Working from the line that contains "Parse this chart and return its data as JSON." down to the last line below, repeat each line exactly.
--- Material for this exercise ---
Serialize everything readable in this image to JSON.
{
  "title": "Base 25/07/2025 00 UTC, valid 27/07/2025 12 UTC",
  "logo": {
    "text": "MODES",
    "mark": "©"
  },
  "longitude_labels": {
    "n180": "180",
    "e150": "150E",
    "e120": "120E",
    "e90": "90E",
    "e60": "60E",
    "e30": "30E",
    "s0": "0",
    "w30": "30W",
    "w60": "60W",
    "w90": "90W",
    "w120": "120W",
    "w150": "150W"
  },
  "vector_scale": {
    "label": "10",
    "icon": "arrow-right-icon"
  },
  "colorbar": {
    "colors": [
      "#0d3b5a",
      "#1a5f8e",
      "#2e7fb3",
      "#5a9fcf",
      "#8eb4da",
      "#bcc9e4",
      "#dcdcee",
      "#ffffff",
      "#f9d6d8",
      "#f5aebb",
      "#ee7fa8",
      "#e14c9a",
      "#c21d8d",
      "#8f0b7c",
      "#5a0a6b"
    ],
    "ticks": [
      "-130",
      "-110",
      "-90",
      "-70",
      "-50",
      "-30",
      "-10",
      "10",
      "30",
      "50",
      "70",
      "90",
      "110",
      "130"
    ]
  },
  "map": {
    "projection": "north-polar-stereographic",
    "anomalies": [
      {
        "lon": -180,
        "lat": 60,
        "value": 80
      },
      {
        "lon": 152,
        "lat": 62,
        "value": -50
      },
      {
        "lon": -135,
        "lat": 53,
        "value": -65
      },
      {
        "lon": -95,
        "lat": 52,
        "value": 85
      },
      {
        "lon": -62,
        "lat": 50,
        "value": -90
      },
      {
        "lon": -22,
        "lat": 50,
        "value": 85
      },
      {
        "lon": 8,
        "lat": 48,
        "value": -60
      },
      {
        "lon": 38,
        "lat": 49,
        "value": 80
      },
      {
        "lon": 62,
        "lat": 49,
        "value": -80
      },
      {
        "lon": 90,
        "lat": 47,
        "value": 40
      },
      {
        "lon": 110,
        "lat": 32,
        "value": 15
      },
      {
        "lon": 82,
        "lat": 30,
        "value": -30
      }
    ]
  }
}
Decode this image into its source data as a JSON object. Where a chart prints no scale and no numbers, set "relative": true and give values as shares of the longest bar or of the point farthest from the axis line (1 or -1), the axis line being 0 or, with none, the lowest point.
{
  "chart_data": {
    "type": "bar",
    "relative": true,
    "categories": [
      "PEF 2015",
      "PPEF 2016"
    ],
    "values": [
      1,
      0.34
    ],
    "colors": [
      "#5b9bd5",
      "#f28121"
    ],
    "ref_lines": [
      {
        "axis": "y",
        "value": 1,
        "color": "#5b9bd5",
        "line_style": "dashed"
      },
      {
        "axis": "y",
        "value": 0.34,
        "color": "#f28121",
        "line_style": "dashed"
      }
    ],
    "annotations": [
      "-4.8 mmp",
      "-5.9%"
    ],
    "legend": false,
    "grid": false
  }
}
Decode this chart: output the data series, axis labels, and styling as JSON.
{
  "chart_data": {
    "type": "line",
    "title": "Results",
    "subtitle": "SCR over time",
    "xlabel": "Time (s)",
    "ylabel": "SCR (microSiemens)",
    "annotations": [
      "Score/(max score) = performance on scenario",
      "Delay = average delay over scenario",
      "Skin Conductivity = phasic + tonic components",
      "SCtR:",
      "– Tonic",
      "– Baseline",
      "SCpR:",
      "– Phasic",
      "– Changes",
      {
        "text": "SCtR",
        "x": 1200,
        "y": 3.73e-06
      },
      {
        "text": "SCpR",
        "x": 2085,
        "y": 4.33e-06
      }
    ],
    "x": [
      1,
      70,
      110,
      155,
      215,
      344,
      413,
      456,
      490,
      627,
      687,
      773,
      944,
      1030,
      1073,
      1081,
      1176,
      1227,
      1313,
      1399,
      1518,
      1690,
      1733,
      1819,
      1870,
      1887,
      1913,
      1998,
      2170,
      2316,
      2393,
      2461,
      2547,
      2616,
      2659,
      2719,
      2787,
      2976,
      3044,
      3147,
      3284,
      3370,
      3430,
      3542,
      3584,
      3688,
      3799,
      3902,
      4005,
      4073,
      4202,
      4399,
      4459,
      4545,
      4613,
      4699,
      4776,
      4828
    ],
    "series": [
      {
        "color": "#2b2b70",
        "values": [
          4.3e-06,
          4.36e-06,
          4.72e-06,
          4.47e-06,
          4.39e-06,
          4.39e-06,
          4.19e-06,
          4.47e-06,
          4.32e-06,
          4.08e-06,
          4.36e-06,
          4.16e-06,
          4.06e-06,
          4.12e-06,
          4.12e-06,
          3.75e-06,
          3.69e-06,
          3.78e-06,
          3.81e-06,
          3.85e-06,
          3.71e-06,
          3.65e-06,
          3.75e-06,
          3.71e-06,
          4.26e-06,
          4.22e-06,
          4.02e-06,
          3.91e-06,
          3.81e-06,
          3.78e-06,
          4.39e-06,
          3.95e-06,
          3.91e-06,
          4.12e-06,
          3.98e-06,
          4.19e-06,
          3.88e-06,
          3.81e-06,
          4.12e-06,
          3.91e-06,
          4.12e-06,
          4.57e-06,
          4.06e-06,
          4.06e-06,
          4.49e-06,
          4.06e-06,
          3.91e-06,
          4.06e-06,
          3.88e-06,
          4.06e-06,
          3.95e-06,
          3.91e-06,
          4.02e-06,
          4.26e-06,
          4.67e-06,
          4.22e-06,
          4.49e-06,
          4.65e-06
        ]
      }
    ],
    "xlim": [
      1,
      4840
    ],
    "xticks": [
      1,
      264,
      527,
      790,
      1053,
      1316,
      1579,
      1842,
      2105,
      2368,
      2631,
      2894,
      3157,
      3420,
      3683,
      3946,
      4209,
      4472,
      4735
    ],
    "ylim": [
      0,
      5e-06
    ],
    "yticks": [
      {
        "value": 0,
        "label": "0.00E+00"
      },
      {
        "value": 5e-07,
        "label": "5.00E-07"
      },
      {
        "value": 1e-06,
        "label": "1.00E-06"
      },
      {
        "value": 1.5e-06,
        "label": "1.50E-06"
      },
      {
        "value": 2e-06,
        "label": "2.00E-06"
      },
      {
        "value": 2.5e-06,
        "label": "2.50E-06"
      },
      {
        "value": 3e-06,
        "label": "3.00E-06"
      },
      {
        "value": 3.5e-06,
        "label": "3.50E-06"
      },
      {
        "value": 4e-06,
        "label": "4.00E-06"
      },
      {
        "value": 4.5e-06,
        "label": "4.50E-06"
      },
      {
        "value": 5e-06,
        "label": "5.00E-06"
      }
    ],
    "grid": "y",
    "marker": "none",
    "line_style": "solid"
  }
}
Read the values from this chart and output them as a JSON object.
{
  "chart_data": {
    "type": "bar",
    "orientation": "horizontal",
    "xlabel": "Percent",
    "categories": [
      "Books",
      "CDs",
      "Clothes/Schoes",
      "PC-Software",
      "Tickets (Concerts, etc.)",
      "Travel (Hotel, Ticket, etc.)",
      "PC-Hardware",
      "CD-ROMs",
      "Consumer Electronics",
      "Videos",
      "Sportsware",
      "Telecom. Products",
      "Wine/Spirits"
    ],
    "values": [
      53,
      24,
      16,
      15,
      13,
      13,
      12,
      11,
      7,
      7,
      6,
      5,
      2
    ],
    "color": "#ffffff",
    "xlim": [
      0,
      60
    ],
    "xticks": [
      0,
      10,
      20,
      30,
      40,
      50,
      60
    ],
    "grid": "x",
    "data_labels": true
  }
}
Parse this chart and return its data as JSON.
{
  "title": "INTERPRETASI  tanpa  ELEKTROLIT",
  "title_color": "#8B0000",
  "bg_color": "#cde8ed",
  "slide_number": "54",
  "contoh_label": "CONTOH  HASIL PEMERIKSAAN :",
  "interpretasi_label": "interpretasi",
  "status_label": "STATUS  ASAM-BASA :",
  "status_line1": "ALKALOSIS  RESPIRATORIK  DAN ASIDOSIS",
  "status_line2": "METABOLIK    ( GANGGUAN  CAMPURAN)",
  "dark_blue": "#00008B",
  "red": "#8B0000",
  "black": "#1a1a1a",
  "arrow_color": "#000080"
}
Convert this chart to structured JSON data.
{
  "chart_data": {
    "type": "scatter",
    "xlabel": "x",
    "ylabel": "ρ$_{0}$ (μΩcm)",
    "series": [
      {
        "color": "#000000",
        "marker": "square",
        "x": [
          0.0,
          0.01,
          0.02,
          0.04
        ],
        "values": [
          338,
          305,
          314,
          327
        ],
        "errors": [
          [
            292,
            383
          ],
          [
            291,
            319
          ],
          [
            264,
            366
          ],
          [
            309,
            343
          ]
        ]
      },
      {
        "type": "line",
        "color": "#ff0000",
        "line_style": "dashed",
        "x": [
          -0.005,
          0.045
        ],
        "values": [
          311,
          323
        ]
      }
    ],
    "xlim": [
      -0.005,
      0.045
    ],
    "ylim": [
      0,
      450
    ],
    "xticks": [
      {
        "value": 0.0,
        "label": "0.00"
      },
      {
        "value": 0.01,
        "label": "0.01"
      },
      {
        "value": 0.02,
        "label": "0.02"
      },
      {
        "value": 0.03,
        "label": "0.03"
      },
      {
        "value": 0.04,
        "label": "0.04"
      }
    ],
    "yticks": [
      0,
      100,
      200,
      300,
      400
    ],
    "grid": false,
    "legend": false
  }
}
---
Finished task:
Parse this chart and return its data as JSON.
{
  "title": "INTERPRETASI  tanpa  ELEKTROLIT",
  "title_color": "#8B0000",
  "bg_color": "#cde8ed",
  "slide_number": "54",
  "contoh_label": "CONTOH  HASIL PEMERIKSAAN :",
  "interpretasi_label": "interpretasi",
  "status_label": "STATUS  ASAM-BASA :",
  "status_line1": "ALKALOSIS  RESPIRATORIK  DAN ASIDOSIS",
  "status_line2": "METABOLIK    ( GANGGUAN  CAMPURAN)",
  "dark_blue": "#00008B",
  "red": "#8B0000",
  "black": "#1a1a1a",
  "arrow_color": "#000080"
}
Convert this chart to structured JSON data.
{
  "chart_data": {
    "type": "scatter",
    "xlabel": "x",
    "ylabel": "ρ$_{0}$ (μΩcm)",
    "series": [
      {
        "color": "#000000",
        "marker": "square",
        "x": [
          0.0,
          0.01,
          0.02,
          0.04
        ],
        "values": [
          338,
          305,
          314,
          327
        ],
        "errors": [
          [
            292,
            383
          ],
          [
            291,
            319
          ],
          [
            264,
            366
          ],
          [
            309,
            343
          ]
        ]
      },
      {
        "type": "line",
        "color": "#ff0000",
        "line_style": "dashed",
        "x": [
          -0.005,
          0.045
        ],
        "values": [
          311,
          323
        ]
      }
    ],
    "xlim": [
      -0.005,
      0.045
    ],
    "ylim": [
      0,
      450
    ],
    "xticks": [
      {
        "value": 0.0,
        "label": "0.00"
      },
      {
        "value": 0.01,
        "label": "0.01"
      },
      {
        "value": 0.02,
        "label": "0.02"
      },
      {
        "value": 0.03,
        "label": "0.03"
      },
      {
        "value": 0.04,
        "label": "0.04"
      }
    ],
    "yticks": [
      0,
      100,
      200,
      300,
      400
    ],
    "grid": false,
    "legend": false
  }
}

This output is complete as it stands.